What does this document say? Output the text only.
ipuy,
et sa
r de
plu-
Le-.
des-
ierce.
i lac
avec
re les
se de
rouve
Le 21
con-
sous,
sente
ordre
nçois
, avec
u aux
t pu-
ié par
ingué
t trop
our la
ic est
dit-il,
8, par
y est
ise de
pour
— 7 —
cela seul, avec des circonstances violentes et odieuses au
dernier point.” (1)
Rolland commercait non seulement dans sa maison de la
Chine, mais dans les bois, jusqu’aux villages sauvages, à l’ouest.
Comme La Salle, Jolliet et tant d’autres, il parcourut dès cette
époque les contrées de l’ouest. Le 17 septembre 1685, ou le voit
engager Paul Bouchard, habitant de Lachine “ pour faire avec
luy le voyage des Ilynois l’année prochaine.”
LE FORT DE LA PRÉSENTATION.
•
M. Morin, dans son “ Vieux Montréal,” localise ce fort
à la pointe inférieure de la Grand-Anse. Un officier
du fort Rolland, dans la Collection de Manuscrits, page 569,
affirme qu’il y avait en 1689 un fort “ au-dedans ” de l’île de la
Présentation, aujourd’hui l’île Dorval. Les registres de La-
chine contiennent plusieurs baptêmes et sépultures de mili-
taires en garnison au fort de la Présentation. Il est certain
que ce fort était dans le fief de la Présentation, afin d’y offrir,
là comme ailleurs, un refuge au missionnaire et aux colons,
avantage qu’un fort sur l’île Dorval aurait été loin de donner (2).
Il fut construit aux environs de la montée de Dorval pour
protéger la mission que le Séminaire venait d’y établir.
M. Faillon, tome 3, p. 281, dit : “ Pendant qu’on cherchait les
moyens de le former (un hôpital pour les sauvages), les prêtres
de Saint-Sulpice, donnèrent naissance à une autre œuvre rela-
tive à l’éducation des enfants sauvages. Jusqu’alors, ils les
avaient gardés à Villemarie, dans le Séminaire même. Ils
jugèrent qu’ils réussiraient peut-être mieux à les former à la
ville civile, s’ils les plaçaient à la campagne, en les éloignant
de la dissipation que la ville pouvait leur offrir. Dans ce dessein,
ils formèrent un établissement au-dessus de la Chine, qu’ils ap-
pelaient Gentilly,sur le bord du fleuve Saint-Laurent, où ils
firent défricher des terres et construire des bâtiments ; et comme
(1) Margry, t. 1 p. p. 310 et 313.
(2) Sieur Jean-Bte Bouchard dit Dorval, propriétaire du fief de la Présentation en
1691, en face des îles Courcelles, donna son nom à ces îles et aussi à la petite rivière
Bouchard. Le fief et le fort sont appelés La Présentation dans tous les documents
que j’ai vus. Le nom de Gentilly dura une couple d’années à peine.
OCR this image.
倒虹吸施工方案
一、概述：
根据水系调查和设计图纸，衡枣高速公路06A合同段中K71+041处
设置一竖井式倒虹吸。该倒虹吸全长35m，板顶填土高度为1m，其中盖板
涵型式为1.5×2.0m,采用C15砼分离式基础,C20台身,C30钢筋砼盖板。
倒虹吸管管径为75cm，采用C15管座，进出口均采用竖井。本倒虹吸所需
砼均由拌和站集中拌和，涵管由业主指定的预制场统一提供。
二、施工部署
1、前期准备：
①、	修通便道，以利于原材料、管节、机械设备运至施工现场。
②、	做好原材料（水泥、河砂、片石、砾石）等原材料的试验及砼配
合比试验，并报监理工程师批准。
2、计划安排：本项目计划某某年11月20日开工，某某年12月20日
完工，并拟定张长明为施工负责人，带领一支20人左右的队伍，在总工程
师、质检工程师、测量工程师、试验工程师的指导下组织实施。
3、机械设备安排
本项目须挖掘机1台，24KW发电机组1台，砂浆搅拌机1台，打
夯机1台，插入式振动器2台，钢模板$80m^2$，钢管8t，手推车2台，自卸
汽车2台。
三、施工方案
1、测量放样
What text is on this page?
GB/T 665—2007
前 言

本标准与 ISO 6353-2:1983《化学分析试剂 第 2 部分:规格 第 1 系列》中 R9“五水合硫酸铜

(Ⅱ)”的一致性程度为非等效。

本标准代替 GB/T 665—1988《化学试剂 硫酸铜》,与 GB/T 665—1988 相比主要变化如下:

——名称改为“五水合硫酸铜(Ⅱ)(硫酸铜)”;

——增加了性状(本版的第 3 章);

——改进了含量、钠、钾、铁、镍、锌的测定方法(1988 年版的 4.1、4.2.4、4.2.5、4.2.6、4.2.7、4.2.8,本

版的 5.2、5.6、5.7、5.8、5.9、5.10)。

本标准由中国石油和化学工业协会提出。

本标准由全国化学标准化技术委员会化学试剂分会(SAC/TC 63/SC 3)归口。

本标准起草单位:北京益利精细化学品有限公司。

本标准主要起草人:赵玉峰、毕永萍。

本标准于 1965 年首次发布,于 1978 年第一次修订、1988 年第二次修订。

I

========

* **To be done**:
Produce an exact copy of all the records.

* **Correct response**:
What does this document say? Output the text only.
ipuy,
et sa
r de
plu-
Le-.
des-
ierce.
i lac
avec
re les
se de
rouve
Le 21
con-
sous,
sente
ordre
nçois
, avec
u aux
t pu-
ié par
ingué
t trop
our la
ic est
dit-il,
8, par
y est
ise de
pour
— 7 —
cela seul, avec des circonstances violentes et odieuses au
dernier point.” (1)
Rolland commercait non seulement dans sa maison de la
Chine, mais dans les bois, jusqu’aux villages sauvages, à l’ouest.
Comme La Salle, Jolliet et tant d’autres, il parcourut dès cette
époque les contrées de l’ouest. Le 17 septembre 1685, ou le voit
engager Paul Bouchard, habitant de Lachine “ pour faire avec
luy le voyage des Ilynois l’année prochaine.”
LE FORT DE LA PRÉSENTATION.
•
M. Morin, dans son “ Vieux Montréal,” localise ce fort
à la pointe inférieure de la Grand-Anse. Un officier
du fort Rolland, dans la Collection de Manuscrits, page 569,
affirme qu’il y avait en 1689 un fort “ au-dedans ” de l’île de la
Présentation, aujourd’hui l’île Dorval. Les registres de La-
chine contiennent plusieurs baptêmes et sépultures de mili-
taires en garnison au fort de la Présentation. Il est certain
que ce fort était dans le fief de la Présentation, afin d’y offrir,
là comme ailleurs, un refuge au missionnaire et aux colons,
avantage qu’un fort sur l’île Dorval aurait été loin de donner (2).
Il fut construit aux environs de la montée de Dorval pour
protéger la mission que le Séminaire venait d’y établir.
M. Faillon, tome 3, p. 281, dit : “ Pendant qu’on cherchait les
moyens de le former (un hôpital pour les sauvages), les prêtres
de Saint-Sulpice, donnèrent naissance à une autre œuvre rela-
tive à l’éducation des enfants sauvages. Jusqu’alors, ils les
avaient gardés à Villemarie, dans le Séminaire même. Ils
jugèrent qu’ils réussiraient peut-être mieux à les former à la
ville civile, s’ils les plaçaient à la campagne, en les éloignant
de la dissipation que la ville pouvait leur offrir. Dans ce dessein,
ils formèrent un établissement au-dessus de la Chine, qu’ils ap-
pelaient Gentilly,sur le bord du fleuve Saint-Laurent, où ils
firent défricher des terres et construire des bâtiments ; et comme
(1) Margry, t. 1 p. p. 310 et 313.
(2) Sieur Jean-Bte Bouchard dit Dorval, propriétaire du fief de la Présentation en
1691, en face des îles Courcelles, donna son nom à ces îles et aussi à la petite rivière
Bouchard. Le fief et le fort sont appelés La Présentation dans tous les documents
que j’ai vus. Le nom de Gentilly dura une couple d’années à peine.
OCR this image.
倒虹吸施工方案
一、概述：
根据水系调查和设计图纸，衡枣高速公路06A合同段中K71+041处
设置一竖井式倒虹吸。该倒虹吸全长35m，板顶填土高度为1m，其中盖板
涵型式为1.5×2.0m,采用C15砼分离式基础,C20台身,C30钢筋砼盖板。
倒虹吸管管径为75cm，采用C15管座，进出口均采用竖井。本倒虹吸所需
砼均由拌和站集中拌和，涵管由业主指定的预制场统一提供。
二、施工部署
1、前期准备：
①、	修通便道，以利于原材料、管节、机械设备运至施工现场。
②、	做好原材料（水泥、河砂、片石、砾石）等原材料的试验及砼配
合比试验，并报监理工程师批准。
2、计划安排：本项目计划某某年11月20日开工，某某年12月20日
完工，并拟定张长明为施工负责人，带领一支20人左右的队伍，在总工程
师、质检工程师、测量工程师、试验工程师的指导下组织实施。
3、机械设备安排
本项目须挖掘机1台，24KW发电机组1台，砂浆搅拌机1台，打
夯机1台，插入式振动器2台，钢模板$80m^2$，钢管8t，手推车2台，自卸
汽车2台。
三、施工方案
1、测量放样
What text is on this page?
GB/T 665—2007
前 言

本标准与 ISO 6353-2:1983《化学分析试剂 第 2 部分:规格 第 1 系列》中 R9“五水合硫酸铜

(Ⅱ)”的一致性程度为非等效。

本标准代替 GB/T 665—1988《化学试剂 硫酸铜》,与 GB/T 665—1988 相比主要变化如下:

——名称改为“五水合硫酸铜(Ⅱ)(硫酸铜)”;

——增加了性状(本版的第 3 章);

——改进了含量、钠、钾、铁、镍、锌的测定方法(1988 年版的 4.1、4.2.4、4.2.5、4.2.6、4.2.7、4.2.8,本

版的 5.2、5.6、5.7、5.8、5.9、5.10)。

本标准由中国石油和化学工业协会提出。

本标准由全国化学标准化技术委员会化学试剂分会(SAC/TC 63/SC 3)归口。

本标准起草单位:北京益利精细化学品有限公司。

本标准主要起草人:赵玉峰、毕永萍。

本标准于 1965 年首次发布,于 1978 年第一次修订、1988 年第二次修订。

I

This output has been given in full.